### GOAL OF THE EXERCISE
Write out all of the entries exactly as given.

(Data entries for graphics)
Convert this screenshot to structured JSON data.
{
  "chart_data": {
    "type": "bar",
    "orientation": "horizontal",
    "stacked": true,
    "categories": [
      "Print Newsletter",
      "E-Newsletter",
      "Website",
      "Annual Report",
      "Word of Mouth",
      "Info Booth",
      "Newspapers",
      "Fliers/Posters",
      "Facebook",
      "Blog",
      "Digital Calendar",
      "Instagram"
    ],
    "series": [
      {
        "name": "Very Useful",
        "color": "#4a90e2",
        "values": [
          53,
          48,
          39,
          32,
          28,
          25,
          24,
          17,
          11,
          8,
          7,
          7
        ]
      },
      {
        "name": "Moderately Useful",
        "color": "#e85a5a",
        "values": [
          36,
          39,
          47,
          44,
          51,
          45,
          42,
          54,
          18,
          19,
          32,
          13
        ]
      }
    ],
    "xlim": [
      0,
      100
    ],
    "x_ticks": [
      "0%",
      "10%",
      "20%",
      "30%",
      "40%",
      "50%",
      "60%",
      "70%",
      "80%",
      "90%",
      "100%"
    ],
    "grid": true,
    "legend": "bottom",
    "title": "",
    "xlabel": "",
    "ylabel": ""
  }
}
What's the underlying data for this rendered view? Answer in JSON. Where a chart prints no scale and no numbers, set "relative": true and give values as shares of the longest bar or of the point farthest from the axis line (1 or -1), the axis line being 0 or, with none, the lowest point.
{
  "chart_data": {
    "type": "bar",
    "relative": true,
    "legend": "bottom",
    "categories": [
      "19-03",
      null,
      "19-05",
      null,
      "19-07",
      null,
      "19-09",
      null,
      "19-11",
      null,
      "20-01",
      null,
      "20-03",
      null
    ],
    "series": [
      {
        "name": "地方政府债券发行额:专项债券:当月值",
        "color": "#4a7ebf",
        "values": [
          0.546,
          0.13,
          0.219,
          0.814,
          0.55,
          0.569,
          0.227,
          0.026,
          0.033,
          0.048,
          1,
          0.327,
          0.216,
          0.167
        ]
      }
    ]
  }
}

### TASK RESULT
Convert this screenshot to structured JSON data.
{
  "chart_data": {
    "type": "bar",
    "orientation": "horizontal",
    "stacked": true,
    "categories": [
      "Print Newsletter",
      "E-Newsletter",
      "Website",
      "Annual Report",
      "Word of Mouth",
      "Info Booth",
      "Newspapers",
      "Fliers/Posters",
      "Facebook",
      "Blog",
      "Digital Calendar",
      "Instagram"
    ],
    "series": [
      {
        "name": "Very Useful",
        "color": "#4a90e2",
        "values": [
          53,
          48,
          39,
          32,
          28,
          25,
          24,
          17,
          11,
          8,
          7,
          7
        ]
      },
      {
        "name": "Moderately Useful",
        "color": "#e85a5a",
        "values": [
          36,
          39,
          47,
          44,
          51,
          45,
          42,
          54,
          18,
          19,
          32,
          13
        ]
      }
    ],
    "xlim": [
      0,
      100
    ],
    "x_ticks": [
      "0%",
      "10%",
      "20%",
      "30%",
      "40%",
      "50%",
      "60%",
      "70%",
      "80%",
      "90%",
      "100%"
    ],
    "grid": true,
    "legend": "bottom",
    "title": "",
    "xlabel": "",
    "ylabel": ""
  }
}
What's the underlying data for this rendered view? Answer in JSON. Where a chart prints no scale and no numbers, set "relative": true and give values as shares of the longest bar or of the point farthest from the axis line (1 or -1), the axis line being 0 or, with none, the lowest point.
{
  "chart_data": {
    "type": "bar",
    "relative": true,
    "legend": "bottom",
    "categories": [
      "19-03",
      null,
      "19-05",
      null,
      "19-07",
      null,
      "19-09",
      null,
      "19-11",
      null,
      "20-01",
      null,
      "20-03",
      null
    ],
    "series": [
      {
        "name": "地方政府债券发行额:专项债券:当月值",
        "color": "#4a7ebf",
        "values": [
          0.546,
          0.13,
          0.219,
          0.814,
          0.55,
          0.569,
          0.227,
          0.026,
          0.033,
          0.048,
          1,
          0.327,
          0.216,
          0.167
        ]
      }
    ]
  }
}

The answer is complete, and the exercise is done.